◆ Task to carry out ◆
From the listing below, extract every line in which the word "this" appears.

◆ Record extracts ◆
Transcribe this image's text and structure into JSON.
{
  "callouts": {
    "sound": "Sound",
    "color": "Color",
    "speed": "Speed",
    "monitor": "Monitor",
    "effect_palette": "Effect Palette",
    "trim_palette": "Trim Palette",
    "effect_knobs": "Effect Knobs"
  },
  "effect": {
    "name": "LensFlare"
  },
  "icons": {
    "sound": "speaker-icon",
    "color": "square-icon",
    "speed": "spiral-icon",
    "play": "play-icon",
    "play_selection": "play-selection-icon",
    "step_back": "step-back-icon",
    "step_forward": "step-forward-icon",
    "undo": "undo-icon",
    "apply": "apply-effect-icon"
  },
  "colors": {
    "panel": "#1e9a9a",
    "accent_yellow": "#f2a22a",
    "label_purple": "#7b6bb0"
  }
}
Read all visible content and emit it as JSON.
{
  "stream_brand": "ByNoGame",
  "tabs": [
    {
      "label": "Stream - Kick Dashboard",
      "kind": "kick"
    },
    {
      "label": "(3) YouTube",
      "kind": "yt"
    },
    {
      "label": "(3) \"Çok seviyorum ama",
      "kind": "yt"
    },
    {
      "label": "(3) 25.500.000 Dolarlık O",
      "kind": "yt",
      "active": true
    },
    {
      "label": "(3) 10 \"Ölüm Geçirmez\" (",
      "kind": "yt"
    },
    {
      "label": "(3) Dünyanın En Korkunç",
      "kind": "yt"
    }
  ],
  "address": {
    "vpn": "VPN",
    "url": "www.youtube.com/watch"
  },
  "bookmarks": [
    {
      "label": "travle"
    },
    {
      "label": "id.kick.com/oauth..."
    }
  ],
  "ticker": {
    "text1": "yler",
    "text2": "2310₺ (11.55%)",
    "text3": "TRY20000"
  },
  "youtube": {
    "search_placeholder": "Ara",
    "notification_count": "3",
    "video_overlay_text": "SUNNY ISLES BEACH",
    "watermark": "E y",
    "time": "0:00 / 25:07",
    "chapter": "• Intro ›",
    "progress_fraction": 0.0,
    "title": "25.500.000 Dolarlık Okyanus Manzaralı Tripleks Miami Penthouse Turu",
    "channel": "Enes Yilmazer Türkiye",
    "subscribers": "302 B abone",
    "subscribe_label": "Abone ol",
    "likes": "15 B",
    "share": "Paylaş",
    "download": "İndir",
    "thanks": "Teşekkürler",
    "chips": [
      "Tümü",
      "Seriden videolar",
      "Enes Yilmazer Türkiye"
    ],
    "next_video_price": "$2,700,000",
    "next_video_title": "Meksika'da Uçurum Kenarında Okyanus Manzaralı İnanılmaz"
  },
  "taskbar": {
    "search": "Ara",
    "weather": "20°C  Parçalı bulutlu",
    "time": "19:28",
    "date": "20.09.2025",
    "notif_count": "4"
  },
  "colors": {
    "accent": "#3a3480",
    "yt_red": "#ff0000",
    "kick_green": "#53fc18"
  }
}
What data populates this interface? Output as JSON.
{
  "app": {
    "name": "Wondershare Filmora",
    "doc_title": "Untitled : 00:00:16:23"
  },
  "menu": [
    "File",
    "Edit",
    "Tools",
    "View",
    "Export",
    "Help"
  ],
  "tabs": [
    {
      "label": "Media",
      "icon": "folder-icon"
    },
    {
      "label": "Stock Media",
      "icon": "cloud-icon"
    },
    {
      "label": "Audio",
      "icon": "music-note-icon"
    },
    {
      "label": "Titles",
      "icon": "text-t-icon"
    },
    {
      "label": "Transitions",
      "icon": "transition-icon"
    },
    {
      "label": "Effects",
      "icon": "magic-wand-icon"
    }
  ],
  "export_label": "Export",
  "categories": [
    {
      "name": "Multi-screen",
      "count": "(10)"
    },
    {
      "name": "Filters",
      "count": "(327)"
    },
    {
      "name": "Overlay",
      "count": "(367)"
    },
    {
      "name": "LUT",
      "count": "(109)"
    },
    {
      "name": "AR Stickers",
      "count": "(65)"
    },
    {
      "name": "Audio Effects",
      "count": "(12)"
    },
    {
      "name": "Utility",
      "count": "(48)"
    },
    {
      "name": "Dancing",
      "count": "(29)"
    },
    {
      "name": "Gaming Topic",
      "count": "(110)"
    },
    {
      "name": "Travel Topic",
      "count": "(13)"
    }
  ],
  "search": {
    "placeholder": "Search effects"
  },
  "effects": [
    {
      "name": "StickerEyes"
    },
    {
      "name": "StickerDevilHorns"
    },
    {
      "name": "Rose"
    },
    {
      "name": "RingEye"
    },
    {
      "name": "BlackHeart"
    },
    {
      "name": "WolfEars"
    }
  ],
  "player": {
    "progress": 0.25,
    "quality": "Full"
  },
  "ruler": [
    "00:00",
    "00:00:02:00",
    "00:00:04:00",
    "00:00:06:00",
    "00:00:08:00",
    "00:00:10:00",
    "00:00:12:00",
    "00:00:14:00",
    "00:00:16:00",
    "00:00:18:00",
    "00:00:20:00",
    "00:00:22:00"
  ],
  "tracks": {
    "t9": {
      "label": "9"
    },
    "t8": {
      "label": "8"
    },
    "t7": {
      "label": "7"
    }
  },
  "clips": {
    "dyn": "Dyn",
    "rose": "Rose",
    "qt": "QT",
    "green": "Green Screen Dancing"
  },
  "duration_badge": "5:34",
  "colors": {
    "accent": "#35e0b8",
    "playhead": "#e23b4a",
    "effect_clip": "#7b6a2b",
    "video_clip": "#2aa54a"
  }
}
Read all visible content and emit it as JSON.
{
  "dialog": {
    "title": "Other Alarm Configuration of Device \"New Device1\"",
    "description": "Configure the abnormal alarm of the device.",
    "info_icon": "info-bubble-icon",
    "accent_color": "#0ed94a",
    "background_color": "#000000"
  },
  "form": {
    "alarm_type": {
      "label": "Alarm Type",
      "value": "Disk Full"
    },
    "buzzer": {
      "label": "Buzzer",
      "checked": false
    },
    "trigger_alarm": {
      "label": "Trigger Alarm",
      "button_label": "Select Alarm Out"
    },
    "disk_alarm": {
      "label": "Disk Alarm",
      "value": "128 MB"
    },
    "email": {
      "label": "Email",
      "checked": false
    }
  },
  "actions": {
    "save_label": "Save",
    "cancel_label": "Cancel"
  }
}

◆ Exercise response ◆
Transcribe this image's text and structure into JSON.
What data populates this interface? Output as JSON.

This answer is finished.